Article >>
==============================

Nokia Siemens Networks puts mobile broadband an...
- Focuses on mobile network infrastructure and services market
- Targets significant operating expense and production overhead savings
-Â Plans global workforce reduction of approximately 17,000
Nokia Corporation
Stock Exchange Release
November 23, 2011 at 14.00 (CET+1)
Espoo, Finland - Nokia Siemens Networks today announced its strategy to focus on
mobile broadband and services and the launch of an extensive global
restructuring program.
"We believe that the future of our industry is in mobile broadband and services
- and we aim to be an undisputed leader in these areas," said Rajeev Suri, chief
executive officer of Nokia Siemens Networks. "At the same time, we need to take
the necessary steps to maintain long term competitiveness and improve
profitability in a challenging telecommunications market."
Strategy update
Nokia Siemens Networks will target end-to-end mobile network infrastructure and
services, with a particular emphasis on mobile broadband.
"Our goal is to provide the world's most efficient mobile networks, the
intelligence to maximize the value of those networks, and the services
capability to make it all work seamlessly," said Suri. "Despite the need to
restructure parts of our company, our commitment to research and development
remains unchanged, with investment in mobile broadband expected to increase over
the coming years."
Nokia Siemens Networks plans to realign its business to focus on mobile
broadband (including optical), customer experience management and services. The
company's Services organization will further strengthen its highly-efficient
global delivery system. Business areas not consistent with the new strategy are
planned to be divested or managed for value. Quality and innovation will
continue to be priorities for the company, with ongoing investment in both
areas.
Restructuring program
Nokia Siemens Networks targets to reduce its non-IFRS* annualized operating
expenses and production overheads by EUR 1 billion by the end of 2013, compared
to the end of 2011. While these savings are expected to come largely from
organizational streamlining, the company will also target areas such as real
estate, information technology, product and service procurement costs, overall
general and administrative expenses, and a significant reduction of suppliers in
order to further lower costs and improve quality.
Nokia Siemens Networks plans to reduce its global workforce** by approximately
17,000 by the end of 2013. These planned reductions are expected to be driven by
aligning the company's workforce with its new strategy as well as through a
range of productivity and efficiency measures. These planned measures are
expected to include elimination of the company's matrix organizational
structure, site consolidation, transfer of activities to global delivery
centers, consolidation of certain central functions, cost synergies from the
integration of Motorola's wireless assets, efficiencies in service operations,
and company-wide process simplification.

==============================

Parts of the exercise >>
1. According to the Nokia Siemens Networks restructuring release, by what amount does the company aim to reduce its non-IFRS annualized operating expenses and production overheads by the end of 2013?
2. Pick up the Nokia Siemens Networks restructuring release after its final sentence and continue it in the same formal style.

==============================

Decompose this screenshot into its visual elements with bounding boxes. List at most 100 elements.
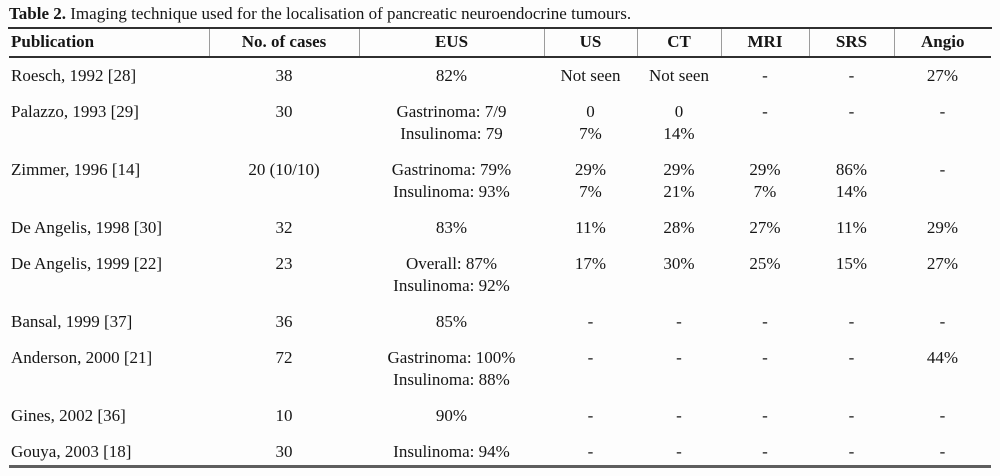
cell-line: - [587, 348, 594, 367]
mri-cell: 29% 7% [721, 152, 809, 210]
cell-line: - [762, 442, 768, 461]
col-header-srs: SRS [808, 29, 894, 58]
cell-line: - [939, 160, 946, 179]
publication-cell: Roesch, 1992 [28] [11, 66, 137, 85]
cases-cell: 32 [275, 218, 293, 237]
eus-cell: 82% [359, 57, 544, 94]
cell-line: 30% [663, 254, 695, 273]
col-header-mri: MRI [720, 29, 809, 58]
cell-line: 27% [749, 218, 781, 237]
table-row: Gines, 2002 [36] 10 90% - - - - - [9, 398, 991, 434]
cell-line: 15% [835, 254, 868, 273]
us-cell: 11% [544, 210, 637, 246]
cell-line: 0 [586, 102, 595, 121]
cell-line: 83% [435, 218, 468, 237]
col-header-cases: No. of cases [208, 29, 359, 58]
eus-cell: 85% [359, 304, 544, 340]
cell-line: 29% [926, 218, 959, 237]
cell-line: 17% [574, 254, 607, 273]
eus-cell: 83% [359, 210, 544, 246]
us-cell: Not seen [544, 57, 637, 94]
ct-cell: - [637, 434, 721, 468]
cell-line: 7% [579, 124, 602, 143]
col-header-publication: Publication [9, 29, 209, 58]
cell-line: - [762, 66, 768, 85]
cell-line: 82% [435, 66, 468, 85]
publication-cell: Gouya, 2003 [18] [9, 434, 209, 468]
cell-line: 7% [753, 182, 777, 201]
cell-line: 29% [749, 160, 781, 179]
mri-cell: - [721, 340, 809, 398]
us-cell: 0 7% [544, 94, 637, 152]
cell-line: 86% [835, 160, 868, 179]
cell-line: - [762, 312, 768, 331]
srs-cell: 86% 14% [809, 152, 894, 210]
us-cell: - [544, 304, 637, 340]
publication-cell: Gines, 2002 [36] [11, 406, 126, 425]
angio-cell: - [894, 434, 991, 468]
cell-line: 7% [579, 182, 602, 201]
cell-line: Insulinoma: 88% [393, 370, 510, 389]
table-row: De Angelis, 1998 [30] 32 83% 11% 28% 27%… [9, 210, 991, 246]
col-header-angio: Angio [893, 29, 991, 58]
angio-cell: 44% [894, 340, 991, 398]
srs-cell: - [809, 340, 894, 398]
table-body: Roesch, 1992 [28] 38 82% Not seen Not se… [9, 57, 991, 468]
ct-cell: - [637, 340, 721, 398]
cell-line: - [762, 406, 768, 425]
cell-line: 90% [435, 406, 468, 425]
angio-cell: - [894, 152, 991, 210]
cell-line: - [676, 348, 682, 367]
table-caption: Table 2. Imaging technique used for the … [8, 3, 992, 29]
cell-line: - [848, 406, 855, 425]
cell-line: 85% [435, 312, 468, 331]
mri-cell: 27% [721, 210, 809, 246]
table-row: Roesch, 1992 [28] 38 82% Not seen Not se… [9, 57, 991, 94]
srs-cell: - [809, 304, 894, 340]
cell-line: 29% [663, 160, 695, 179]
table-header: Publication No. of cases EUS US CT MRI S… [9, 29, 991, 58]
mri-cell: - [721, 304, 809, 340]
angio-cell: - [894, 94, 991, 152]
cell-line: 0 [674, 102, 684, 121]
cell-line: Overall: 87% [405, 254, 498, 273]
cases-cell: 30 [275, 102, 293, 121]
paper-table-page: Table 2. Imaging technique used for the … [8, 0, 992, 468]
cell-line: Gastrinoma: 7/9 [396, 102, 507, 121]
cell-line: - [848, 442, 855, 461]
eus-cell: Gastrinoma: 100% Insulinoma: 88% [359, 340, 544, 398]
cell-line: - [848, 348, 855, 367]
angio-cell: 29% [894, 210, 991, 246]
angio-cell: 27% [894, 246, 991, 304]
publication-cell: Zimmer, 1996 [14] [11, 160, 141, 179]
cell-line: 44% [926, 348, 959, 367]
cell-line: - [587, 312, 594, 331]
srs-cell: 15% [809, 246, 894, 304]
cell-line: - [939, 442, 946, 461]
cell-line: 25% [749, 254, 781, 273]
cell-line: - [676, 442, 682, 461]
mri-cell: - [721, 94, 809, 152]
cases-cell: 38 [275, 66, 293, 85]
cell-line: - [762, 348, 768, 367]
cell-line: - [676, 406, 682, 425]
cell-line: 27% [926, 66, 959, 85]
cell-line: - [848, 312, 855, 331]
us-cell: - [544, 398, 637, 434]
cell-line: Not seen [560, 66, 621, 85]
ct-cell: 30% [637, 246, 721, 304]
cell-line: - [848, 102, 855, 121]
eus-cell: 90% [359, 398, 544, 434]
us-cell: - [544, 340, 637, 398]
cell-line: Insulinoma: 92% [393, 276, 510, 295]
cell-line: Gastrinoma: 100% [387, 348, 516, 367]
cell-line: 14% [835, 182, 868, 201]
col-header-ct: CT [636, 29, 721, 58]
cell-line: - [762, 102, 768, 121]
cases-cell: 72 [275, 348, 293, 367]
publication-cell: De Angelis, 1999 [22] [11, 254, 163, 273]
table-caption-number: Table 2. [9, 4, 67, 23]
table-row: Gouya, 2003 [18] 30 Insulinoma: 94% - - … [9, 434, 991, 468]
cell-line: - [939, 312, 946, 331]
cell-line: Insulinoma: 94% [393, 442, 510, 461]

==============================

Answer set >>
1. EUR 1 billion, compared to the end of 2011.

2.
Nokia Siemens Networks will begin the process of engaging with employee
representatives in accordance with country-specific legal requirements to find
socially responsible means to address these reduction needs. More information
will be shared in impacted countries as the process proceeds. In order to reduce
the impact of the planned reductions, Nokia Siemens Networks intends to launch
locally led programs at the most affected sites to provide re-training and re-
employment support.
"As we look towards the prospect of an independent future, we need to take
action now to improve our profitability and cash generation," said Suri. "These
planned reductions are regrettable but necessary - and it is our goal to make
them in a fair and responsible way, providing the support we can to employees
and communities."
Conference Call and Webcast
Nokia Siemens Networks will host a conference call for media beginning at 15:00
pm (EET) 14:00 pm (CET) on Wednesday, November 23. The conference call will be
webcast live with audio at:www.nokiasiemensnetworks.com/webcast
A dial-in option is also available.
Telephone number: +44 (0) 203 106 4822
Confirmation code: 4484071
A replay of the webcast will be available shortly after the conclusion of the
event.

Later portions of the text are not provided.